Recorded information:
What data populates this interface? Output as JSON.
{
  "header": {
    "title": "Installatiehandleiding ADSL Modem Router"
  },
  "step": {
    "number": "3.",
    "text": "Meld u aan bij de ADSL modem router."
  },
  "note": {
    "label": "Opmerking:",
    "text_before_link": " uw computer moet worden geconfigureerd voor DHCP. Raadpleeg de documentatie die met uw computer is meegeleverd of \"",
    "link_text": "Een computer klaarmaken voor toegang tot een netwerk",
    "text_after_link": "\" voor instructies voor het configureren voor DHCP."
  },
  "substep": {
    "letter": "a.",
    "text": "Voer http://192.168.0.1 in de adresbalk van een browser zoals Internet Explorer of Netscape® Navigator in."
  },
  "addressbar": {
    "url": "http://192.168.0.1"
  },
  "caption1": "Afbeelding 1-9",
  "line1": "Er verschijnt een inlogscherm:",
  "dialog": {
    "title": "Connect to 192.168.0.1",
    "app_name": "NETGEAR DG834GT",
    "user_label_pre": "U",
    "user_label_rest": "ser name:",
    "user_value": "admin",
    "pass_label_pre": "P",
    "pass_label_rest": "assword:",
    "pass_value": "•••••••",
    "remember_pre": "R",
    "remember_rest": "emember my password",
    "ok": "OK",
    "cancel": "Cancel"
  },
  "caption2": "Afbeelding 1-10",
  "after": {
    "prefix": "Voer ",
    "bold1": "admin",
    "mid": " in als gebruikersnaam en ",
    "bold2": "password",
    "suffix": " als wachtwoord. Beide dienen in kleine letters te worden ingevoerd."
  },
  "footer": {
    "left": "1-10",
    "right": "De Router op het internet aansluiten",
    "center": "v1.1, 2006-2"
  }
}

Problem to solve: Using the entries above, please restate each one word for word.

Expected answer:
What data populates this interface? Output as JSON.
{
  "header": {
    "title": "Installatiehandleiding ADSL Modem Router"
  },
  "step": {
    "number": "3.",
    "text": "Meld u aan bij de ADSL modem router."
  },
  "note": {
    "label": "Opmerking:",
    "text_before_link": " uw computer moet worden geconfigureerd voor DHCP. Raadpleeg de documentatie die met uw computer is meegeleverd of \"",
    "link_text": "Een computer klaarmaken voor toegang tot een netwerk",
    "text_after_link": "\" voor instructies voor het configureren voor DHCP."
  },
  "substep": {
    "letter": "a.",
    "text": "Voer http://192.168.0.1 in de adresbalk van een browser zoals Internet Explorer of Netscape® Navigator in."
  },
  "addressbar": {
    "url": "http://192.168.0.1"
  },
  "caption1": "Afbeelding 1-9",
  "line1": "Er verschijnt een inlogscherm:",
  "dialog": {
    "title": "Connect to 192.168.0.1",
    "app_name": "NETGEAR DG834GT",
    "user_label_pre": "U",
    "user_label_rest": "ser name:",
    "user_value": "admin",
    "pass_label_pre": "P",
    "pass_label_rest": "assword:",
    "pass_value": "•••••••",
    "remember_pre": "R",
    "remember_rest": "emember my password",
    "ok": "OK",
    "cancel": "Cancel"
  },
  "caption2": "Afbeelding 1-10",
  "after": {
    "prefix": "Voer ",
    "bold1": "admin",
    "mid": " in als gebruikersnaam en ",
    "bold2": "password",
    "suffix": " als wachtwoord. Beide dienen in kleine letters te worden ingevoerd."
  },
  "footer": {
    "left": "1-10",
    "right": "De Router op het internet aansluiten",
    "center": "v1.1, 2006-2"
  }
}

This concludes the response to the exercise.